* start Data for the task *

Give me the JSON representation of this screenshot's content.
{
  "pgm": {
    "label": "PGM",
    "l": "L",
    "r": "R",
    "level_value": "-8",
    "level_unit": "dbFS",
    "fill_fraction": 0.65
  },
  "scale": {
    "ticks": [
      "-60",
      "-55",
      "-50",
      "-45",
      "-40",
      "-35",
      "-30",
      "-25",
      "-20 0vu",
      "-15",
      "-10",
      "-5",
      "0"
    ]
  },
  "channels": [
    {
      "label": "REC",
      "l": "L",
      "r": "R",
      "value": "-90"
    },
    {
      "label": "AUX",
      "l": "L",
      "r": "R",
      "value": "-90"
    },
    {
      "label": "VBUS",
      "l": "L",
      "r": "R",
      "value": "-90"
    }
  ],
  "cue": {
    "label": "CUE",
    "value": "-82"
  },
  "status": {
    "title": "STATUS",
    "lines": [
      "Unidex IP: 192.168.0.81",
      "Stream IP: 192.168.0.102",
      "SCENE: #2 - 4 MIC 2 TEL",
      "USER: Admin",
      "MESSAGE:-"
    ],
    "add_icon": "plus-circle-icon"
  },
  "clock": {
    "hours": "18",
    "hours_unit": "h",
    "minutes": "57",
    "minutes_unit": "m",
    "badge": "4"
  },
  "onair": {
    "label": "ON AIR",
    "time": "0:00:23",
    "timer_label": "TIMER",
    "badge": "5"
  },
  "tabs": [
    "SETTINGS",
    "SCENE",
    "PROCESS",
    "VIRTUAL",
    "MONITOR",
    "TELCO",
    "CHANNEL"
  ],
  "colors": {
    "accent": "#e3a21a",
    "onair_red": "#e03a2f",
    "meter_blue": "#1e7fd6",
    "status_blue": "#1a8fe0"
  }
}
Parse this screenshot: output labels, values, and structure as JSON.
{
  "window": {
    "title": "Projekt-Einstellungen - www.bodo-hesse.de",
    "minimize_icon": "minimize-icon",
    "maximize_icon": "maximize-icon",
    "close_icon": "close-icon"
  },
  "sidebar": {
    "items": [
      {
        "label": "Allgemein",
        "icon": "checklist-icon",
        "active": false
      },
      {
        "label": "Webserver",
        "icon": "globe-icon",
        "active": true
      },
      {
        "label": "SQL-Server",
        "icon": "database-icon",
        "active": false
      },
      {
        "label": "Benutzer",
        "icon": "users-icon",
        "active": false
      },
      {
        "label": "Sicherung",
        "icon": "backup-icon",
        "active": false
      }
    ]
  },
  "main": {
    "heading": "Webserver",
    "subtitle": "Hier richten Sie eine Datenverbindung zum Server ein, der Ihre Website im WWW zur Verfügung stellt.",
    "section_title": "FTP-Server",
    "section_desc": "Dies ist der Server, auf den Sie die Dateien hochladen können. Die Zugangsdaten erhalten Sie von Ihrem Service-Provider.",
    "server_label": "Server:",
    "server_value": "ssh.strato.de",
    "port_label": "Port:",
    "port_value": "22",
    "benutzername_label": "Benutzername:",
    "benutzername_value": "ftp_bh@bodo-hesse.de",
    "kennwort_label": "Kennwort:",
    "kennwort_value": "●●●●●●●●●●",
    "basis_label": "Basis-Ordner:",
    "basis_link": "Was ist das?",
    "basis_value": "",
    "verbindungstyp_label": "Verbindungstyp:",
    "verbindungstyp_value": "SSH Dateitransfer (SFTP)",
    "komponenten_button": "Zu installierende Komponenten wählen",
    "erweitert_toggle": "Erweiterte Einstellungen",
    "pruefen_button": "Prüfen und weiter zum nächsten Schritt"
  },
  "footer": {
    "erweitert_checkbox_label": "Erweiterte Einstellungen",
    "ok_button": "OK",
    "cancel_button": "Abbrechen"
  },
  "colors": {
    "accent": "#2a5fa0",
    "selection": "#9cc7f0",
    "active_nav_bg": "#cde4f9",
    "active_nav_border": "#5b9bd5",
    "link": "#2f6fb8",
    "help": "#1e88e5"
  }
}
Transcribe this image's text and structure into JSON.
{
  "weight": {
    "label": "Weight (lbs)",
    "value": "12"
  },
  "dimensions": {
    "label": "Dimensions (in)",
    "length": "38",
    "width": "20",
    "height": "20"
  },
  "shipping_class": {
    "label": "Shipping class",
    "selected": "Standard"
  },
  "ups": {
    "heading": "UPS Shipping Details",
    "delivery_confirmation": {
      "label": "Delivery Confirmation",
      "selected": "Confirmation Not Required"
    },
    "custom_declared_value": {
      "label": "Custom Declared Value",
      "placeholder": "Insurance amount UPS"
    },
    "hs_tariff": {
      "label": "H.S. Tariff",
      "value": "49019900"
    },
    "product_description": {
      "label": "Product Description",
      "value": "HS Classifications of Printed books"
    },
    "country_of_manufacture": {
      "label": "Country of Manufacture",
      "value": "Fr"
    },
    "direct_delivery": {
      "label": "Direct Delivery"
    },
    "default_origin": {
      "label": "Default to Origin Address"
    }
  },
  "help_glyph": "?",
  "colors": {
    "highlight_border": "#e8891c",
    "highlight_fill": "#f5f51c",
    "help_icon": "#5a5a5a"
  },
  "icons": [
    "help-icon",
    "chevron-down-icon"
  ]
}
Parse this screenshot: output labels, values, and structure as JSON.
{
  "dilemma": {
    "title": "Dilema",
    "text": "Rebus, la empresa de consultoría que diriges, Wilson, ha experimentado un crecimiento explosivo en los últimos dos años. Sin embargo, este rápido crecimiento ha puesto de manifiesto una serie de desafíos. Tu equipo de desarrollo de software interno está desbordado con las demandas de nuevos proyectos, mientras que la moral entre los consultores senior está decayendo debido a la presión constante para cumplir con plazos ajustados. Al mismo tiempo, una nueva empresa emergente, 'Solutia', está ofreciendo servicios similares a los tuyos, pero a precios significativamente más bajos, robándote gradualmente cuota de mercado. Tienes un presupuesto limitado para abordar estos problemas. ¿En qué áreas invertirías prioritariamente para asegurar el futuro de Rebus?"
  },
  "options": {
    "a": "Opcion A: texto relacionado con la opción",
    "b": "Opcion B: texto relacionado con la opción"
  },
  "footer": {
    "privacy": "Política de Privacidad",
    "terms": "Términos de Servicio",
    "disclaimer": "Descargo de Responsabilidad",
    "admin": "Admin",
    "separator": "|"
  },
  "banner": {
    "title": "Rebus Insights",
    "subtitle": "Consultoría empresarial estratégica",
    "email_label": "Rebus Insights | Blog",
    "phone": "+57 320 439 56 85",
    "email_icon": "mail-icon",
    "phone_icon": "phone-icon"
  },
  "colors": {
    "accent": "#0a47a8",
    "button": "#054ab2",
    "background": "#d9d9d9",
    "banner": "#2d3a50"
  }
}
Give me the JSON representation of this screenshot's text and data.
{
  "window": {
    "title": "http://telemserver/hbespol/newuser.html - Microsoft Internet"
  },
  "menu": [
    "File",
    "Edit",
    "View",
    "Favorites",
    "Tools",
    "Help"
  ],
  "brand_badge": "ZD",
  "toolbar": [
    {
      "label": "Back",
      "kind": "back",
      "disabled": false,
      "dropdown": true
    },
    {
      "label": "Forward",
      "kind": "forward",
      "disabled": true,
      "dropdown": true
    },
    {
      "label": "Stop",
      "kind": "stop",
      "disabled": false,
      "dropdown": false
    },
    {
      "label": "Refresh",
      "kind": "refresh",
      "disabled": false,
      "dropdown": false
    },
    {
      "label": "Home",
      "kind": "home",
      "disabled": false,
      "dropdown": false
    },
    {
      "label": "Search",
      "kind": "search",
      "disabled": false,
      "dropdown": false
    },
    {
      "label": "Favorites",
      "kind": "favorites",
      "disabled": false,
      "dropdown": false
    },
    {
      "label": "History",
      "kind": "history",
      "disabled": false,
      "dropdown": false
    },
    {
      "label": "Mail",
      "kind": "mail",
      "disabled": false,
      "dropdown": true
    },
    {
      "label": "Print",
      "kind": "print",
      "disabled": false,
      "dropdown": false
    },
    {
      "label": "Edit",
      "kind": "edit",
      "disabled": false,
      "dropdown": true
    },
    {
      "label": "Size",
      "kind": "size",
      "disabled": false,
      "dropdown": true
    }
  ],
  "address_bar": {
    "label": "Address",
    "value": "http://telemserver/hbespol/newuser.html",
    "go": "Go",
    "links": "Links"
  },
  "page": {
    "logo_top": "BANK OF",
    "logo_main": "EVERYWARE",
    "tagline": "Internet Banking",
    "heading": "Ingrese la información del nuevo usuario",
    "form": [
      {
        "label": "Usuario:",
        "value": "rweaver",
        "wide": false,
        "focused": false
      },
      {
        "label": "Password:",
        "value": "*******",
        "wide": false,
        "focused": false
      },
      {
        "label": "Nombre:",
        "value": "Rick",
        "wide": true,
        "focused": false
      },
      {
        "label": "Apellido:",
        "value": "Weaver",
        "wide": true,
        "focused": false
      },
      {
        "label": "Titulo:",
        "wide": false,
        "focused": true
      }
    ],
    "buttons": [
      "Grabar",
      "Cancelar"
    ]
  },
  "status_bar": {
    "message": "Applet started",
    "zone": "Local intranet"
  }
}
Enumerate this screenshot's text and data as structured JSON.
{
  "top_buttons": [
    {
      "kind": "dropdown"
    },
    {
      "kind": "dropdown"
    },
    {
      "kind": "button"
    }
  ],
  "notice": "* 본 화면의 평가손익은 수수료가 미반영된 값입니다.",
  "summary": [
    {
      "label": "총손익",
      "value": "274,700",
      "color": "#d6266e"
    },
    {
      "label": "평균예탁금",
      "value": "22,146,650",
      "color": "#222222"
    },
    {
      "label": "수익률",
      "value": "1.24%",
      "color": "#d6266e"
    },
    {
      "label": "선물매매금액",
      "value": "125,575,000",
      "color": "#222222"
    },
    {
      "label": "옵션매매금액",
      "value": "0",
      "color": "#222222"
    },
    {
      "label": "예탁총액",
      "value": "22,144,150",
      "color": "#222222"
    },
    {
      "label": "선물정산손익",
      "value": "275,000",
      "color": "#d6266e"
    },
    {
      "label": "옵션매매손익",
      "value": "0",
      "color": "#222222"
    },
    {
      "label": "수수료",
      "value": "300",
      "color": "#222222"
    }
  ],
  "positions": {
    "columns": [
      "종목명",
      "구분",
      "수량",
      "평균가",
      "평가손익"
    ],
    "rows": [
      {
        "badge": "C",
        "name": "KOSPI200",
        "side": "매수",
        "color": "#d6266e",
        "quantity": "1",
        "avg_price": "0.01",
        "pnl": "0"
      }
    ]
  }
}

* end Data for the task *

_Stated problem_. State how many lines of the records above contain the word "telemserver", and give only that number.

_Task response_. 2